**TASK REQUIREMENTS:**
From the entries below, return every line that includes the word "Indian".

-*-*-

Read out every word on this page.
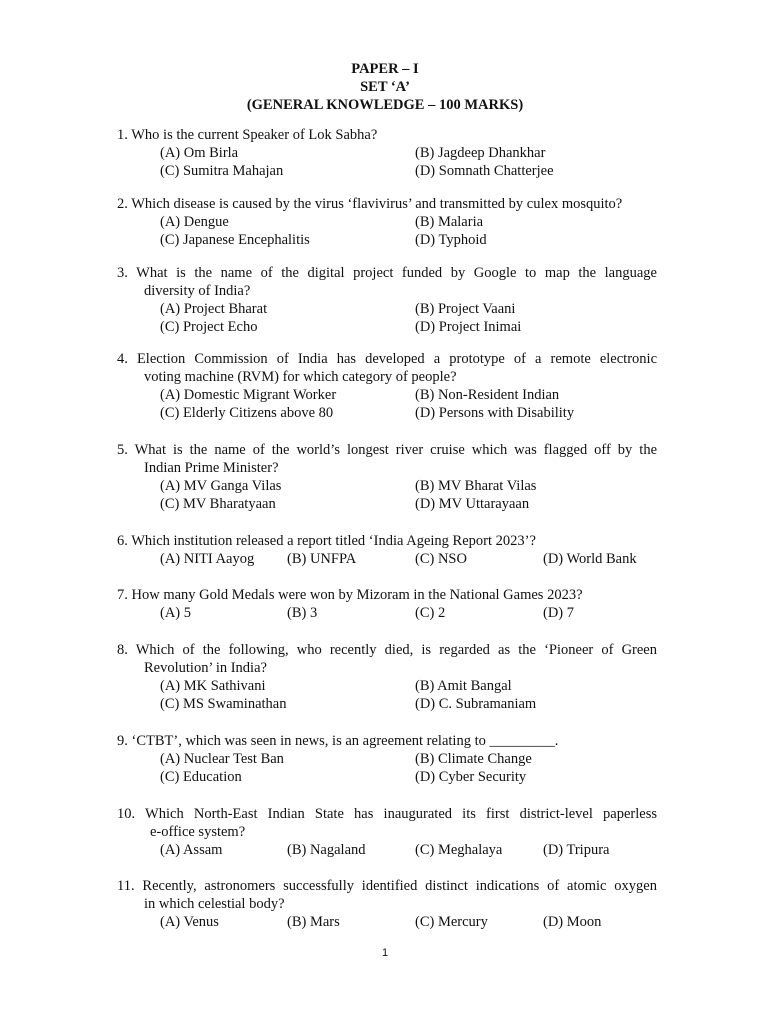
PAPER – I
SET ‘A’
(GENERAL KNOWLEDGE – 100 MARKS)
1. Who is the current Speaker of Lok Sabha?
(A) Om Birla	(B) Jagdeep Dhankhar
(C) Sumitra Mahajan	(D) Somnath Chatterjee
2. Which disease is caused by the virus ‘flavivirus’ and transmitted by culex mosquito?
(A) Dengue	(B) Malaria
(C) Japanese Encephalitis	(D) Typhoid
3. What is the name of the digital project funded by Google to map the language
diversity of India?
(A) Project Bharat	(B) Project Vaani
(C) Project Echo	(D) Project Inimai
4. Election Commission of India has developed a prototype of a remote electronic
voting machine (RVM) for which category of people?
(A) Domestic Migrant Worker	(B) Non-Resident Indian
(C) Elderly Citizens above 80	(D) Persons with Disability
5. What is the name of the world’s longest river cruise which was flagged off by the
Indian Prime Minister?
(A) MV Ganga Vilas	(B) MV Bharat Vilas
(C) MV Bharatyaan	(D) MV Uttarayaan
6. Which institution released a report titled ‘India Ageing Report 2023’?
(A) NITI Aayog (B) UNFPA	(C) NSO	(D) World Bank
7. How many Gold Medals were won by Mizoram in the National Games 2023?
(A) 5	(B) 3	(C) 2	(D) 7
8. Which of the following, who recently died, is regarded as the ‘Pioneer of Green
Revolution’ in India?
(A) MK Sathivani	(B) Amit Bangal
(C) MS Swaminathan	(D) C. Subramaniam
9. ‘CTBT’, which was seen in news, is an agreement relating to _________.
(A) Nuclear Test Ban	(B) Climate Change
(C) Education	(D) Cyber Security
10. Which North-East Indian State has inaugurated its first district-level paperless
e-office system?
(A) Assam	(B) Nagaland	(C) Meghalaya	(D) Tripura
11. Recently, astronomers successfully identified distinct indications of atomic oxygen
in which celestial body?
(A) Venus	(B) Mars	(C) Mercury	(D) Moon
1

-*-*-

**EXERCISE RESPONSE:**
(A) Domestic Migrant Worker	(B) Non-Resident Indian
Indian Prime Minister?
10. Which North-East Indian State has inaugurated its first district-level paperless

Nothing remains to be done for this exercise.